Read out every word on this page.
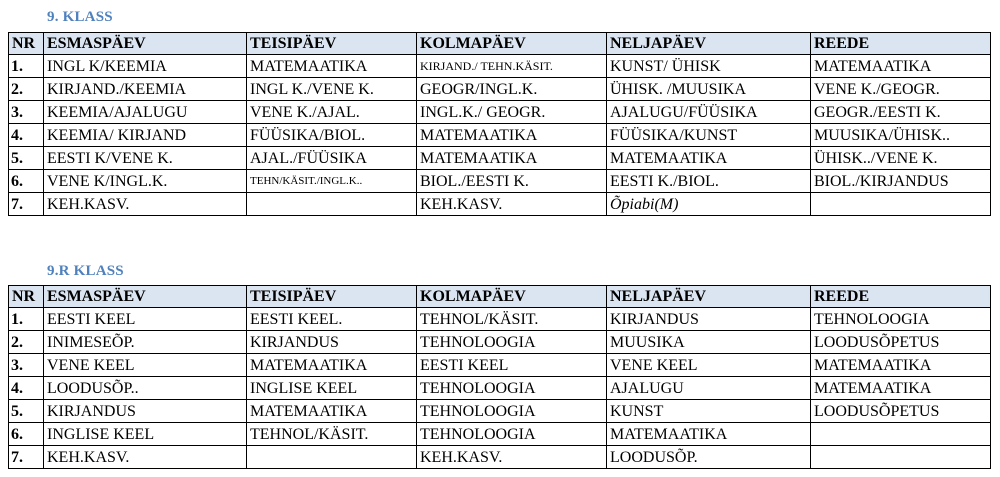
9. KLASS
NR	ESMASPÄEV	TEISIPÄEV	KOLMAPÄEV	NELJAPÄEV	REEDE
1.	INGL K/KEEMIA	MATEMAATIKA	KIRJAND./ TEHN.KÄSIT.	KUNST/ ÜHISK	MATEMAATIKA
2.	KIRJAND./KEEMIA	INGL K./VENE K.	GEOGR/INGL.K.	ÜHISK. /MUUSIKA	VENE K./GEOGR.
3.	KEEMIA/AJALUGU	VENE K./AJAL.	INGL.K./ GEOGR.	AJALUGU/FÜÜSIKA	GEOGR./EESTI K.
4.	KEEMIA/ KIRJAND	FÜÜSIKA/BIOL.	MATEMAATIKA	FÜÜSIKA/KUNST	MUUSIKA/ÜHISK..
5.	EESTI K/VENE K.	AJAL./FÜÜSIKA	MATEMAATIKA	MATEMAATIKA	ÜHISK../VENE K.
6.	VENE K/INGL.K.	TEHN/KÄSIT./INGL.K..	BIOL./EESTI K.	EESTI K./BIOL.	BIOL./KIRJANDUS
7.	KEH.KASV.		KEH.KASV.	Õpiabi(M)	
9.R KLASS
NR	ESMASPÄEV	TEISIPÄEV	KOLMAPÄEV	NELJAPÄEV	REEDE
1.	EESTI KEEL	EESTI KEEL.	TEHNOL/KÄSIT.	KIRJANDUS	TEHNOLOOGIA
2.	INIMESEÕP.	KIRJANDUS	TEHNOLOOGIA	MUUSIKA	LOODUSÕPETUS
3.	VENE KEEL	MATEMAATIKA	EESTI KEEL	VENE KEEL	MATEMAATIKA
4.	LOODUSÕP..	INGLISE KEEL	TEHNOLOOGIA	AJALUGU	MATEMAATIKA
5.	KIRJANDUS	MATEMAATIKA	TEHNOLOOGIA	KUNST	LOODUSÕPETUS
6.	INGLISE KEEL	TEHNOL/KÄSIT.	TEHNOLOOGIA	MATEMAATIKA	
7.	KEH.KASV.		KEH.KASV.	LOODUSÕP.	
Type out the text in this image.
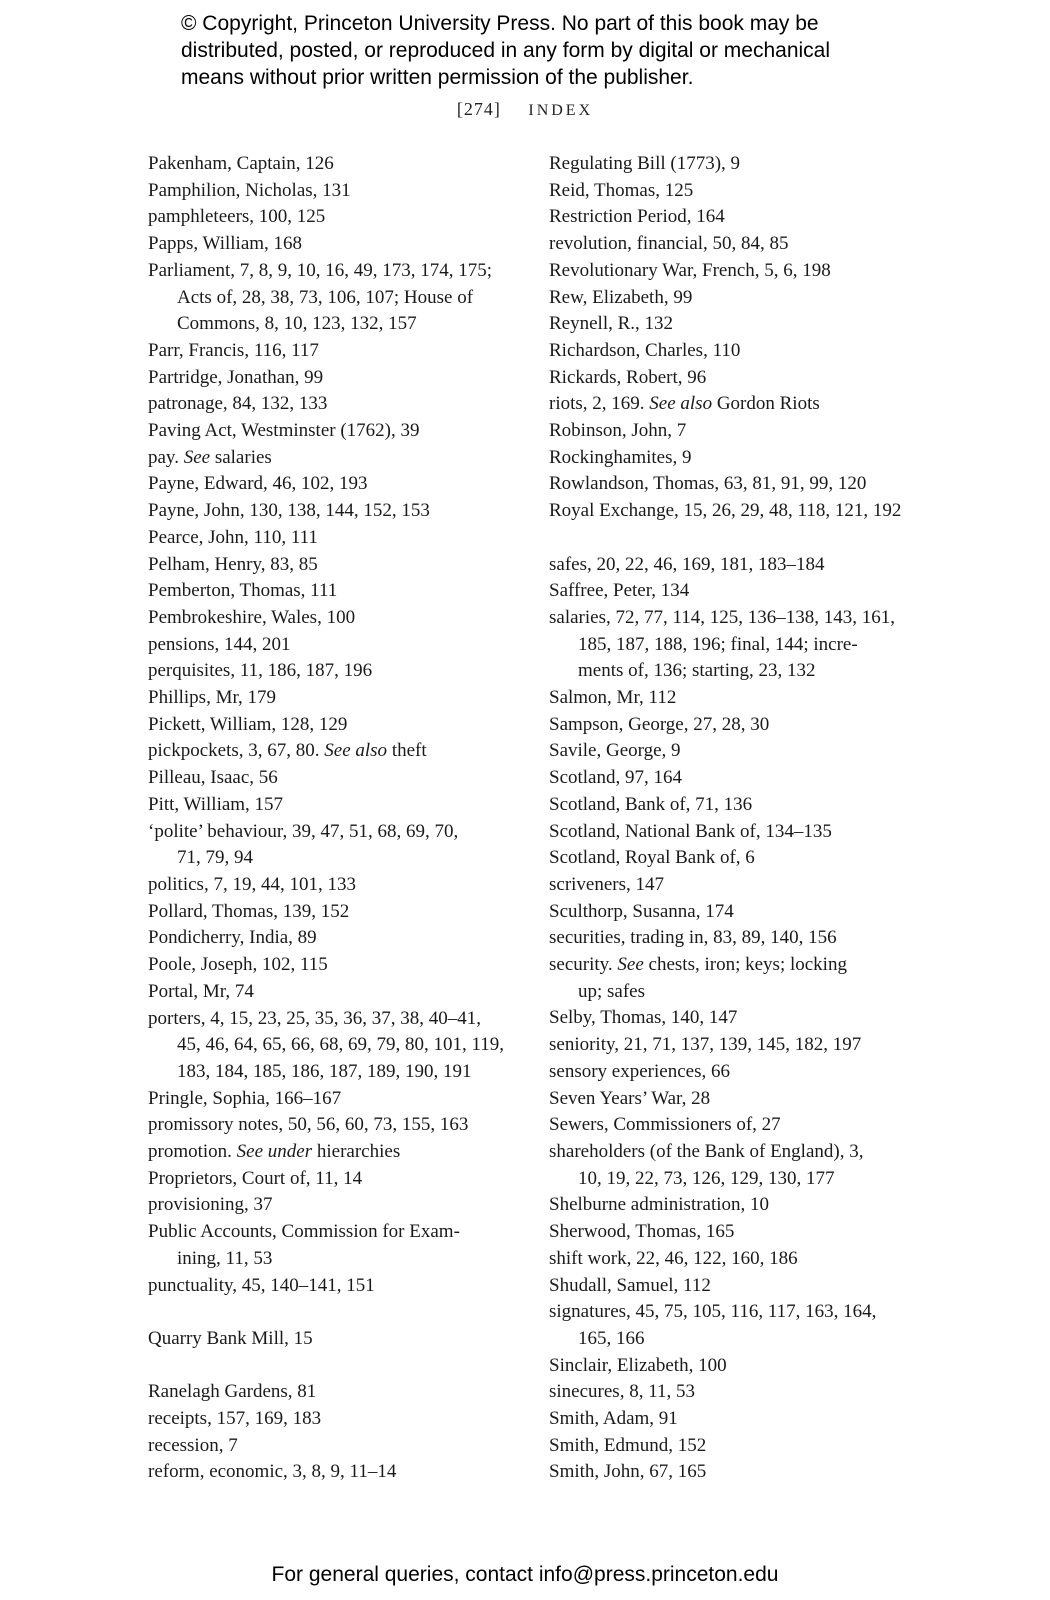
© Copyright, Princeton University Press. No part of this book may be
distributed, posted, or reproduced in any form by digital or mechanical
means without prior written permission of the publisher.
[274] INDEX
Pakenham, Captain, 126
Pamphilion, Nicholas, 131
pamphleteers, 100, 125
Papps, William, 168
Parliament, 7, 8, 9, 10, 16, 49, 173, 174, 175;
Acts of, 28, 38, 73, 106, 107; House of
Commons, 8, 10, 123, 132, 157
Parr, Francis, 116, 117
Partridge, Jonathan, 99
patronage, 84, 132, 133
Paving Act, Westminster (1762), 39
pay. See salaries
Payne, Edward, 46, 102, 193
Payne, John, 130, 138, 144, 152, 153
Pearce, John, 110, 111
Pelham, Henry, 83, 85
Pemberton, Thomas, 111
Pembrokeshire, Wales, 100
pensions, 144, 201
perquisites, 11, 186, 187, 196
Phillips, Mr, 179
Pickett, William, 128, 129
pickpockets, 3, 67, 80. See also theft
Pilleau, Isaac, 56
Pitt, William, 157
‘polite’ behaviour, 39, 47, 51, 68, 69, 70,
71, 79, 94
politics, 7, 19, 44, 101, 133
Pollard, Thomas, 139, 152
Pondicherry, India, 89
Poole, Joseph, 102, 115
Portal, Mr, 74
porters, 4, 15, 23, 25, 35, 36, 37, 38, 40–41,
45, 46, 64, 65, 66, 68, 69, 79, 80, 101, 119,
183, 184, 185, 186, 187, 189, 190, 191
Pringle, Sophia, 166–167
promissory notes, 50, 56, 60, 73, 155, 163
promotion. See under hierarchies
Proprietors, Court of, 11, 14
provisioning, 37
Public Accounts, Commission for Exam-
ining, 11, 53
punctuality, 45, 140–141, 151
Quarry Bank Mill, 15
Ranelagh Gardens, 81
receipts, 157, 169, 183
recession, 7
reform, economic, 3, 8, 9, 11–14
Regulating Bill (1773), 9
Reid, Thomas, 125
Restriction Period, 164
revolution, financial, 50, 84, 85
Revolutionary War, French, 5, 6, 198
Rew, Elizabeth, 99
Reynell, R., 132
Richardson, Charles, 110
Rickards, Robert, 96
riots, 2, 169. See also Gordon Riots
Robinson, John, 7
Rockinghamites, 9
Rowlandson, Thomas, 63, 81, 91, 99, 120
Royal Exchange, 15, 26, 29, 48, 118, 121, 192
safes, 20, 22, 46, 169, 181, 183–184
Saffree, Peter, 134
salaries, 72, 77, 114, 125, 136–138, 143, 161,
185, 187, 188, 196; final, 144; incre-
ments of, 136; starting, 23, 132
Salmon, Mr, 112
Sampson, George, 27, 28, 30
Savile, George, 9
Scotland, 97, 164
Scotland, Bank of, 71, 136
Scotland, National Bank of, 134–135
Scotland, Royal Bank of, 6
scriveners, 147
Sculthorp, Susanna, 174
securities, trading in, 83, 89, 140, 156
security. See chests, iron; keys; locking
up; safes
Selby, Thomas, 140, 147
seniority, 21, 71, 137, 139, 145, 182, 197
sensory experiences, 66
Seven Years’ War, 28
Sewers, Commissioners of, 27
shareholders (of the Bank of England), 3,
10, 19, 22, 73, 126, 129, 130, 177
Shelburne administration, 10
Sherwood, Thomas, 165
shift work, 22, 46, 122, 160, 186
Shudall, Samuel, 112
signatures, 45, 75, 105, 116, 117, 163, 164,
165, 166
Sinclair, Elizabeth, 100
sinecures, 8, 11, 53
Smith, Adam, 91
Smith, Edmund, 152
Smith, John, 67, 165
For general queries, contact info@press.princeton.edu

▬▬▬▬▬▬

## TASK BRIEF:
Answer with one number: how many lines in the listing hold "Payne".

## TASK OUTPUT:
2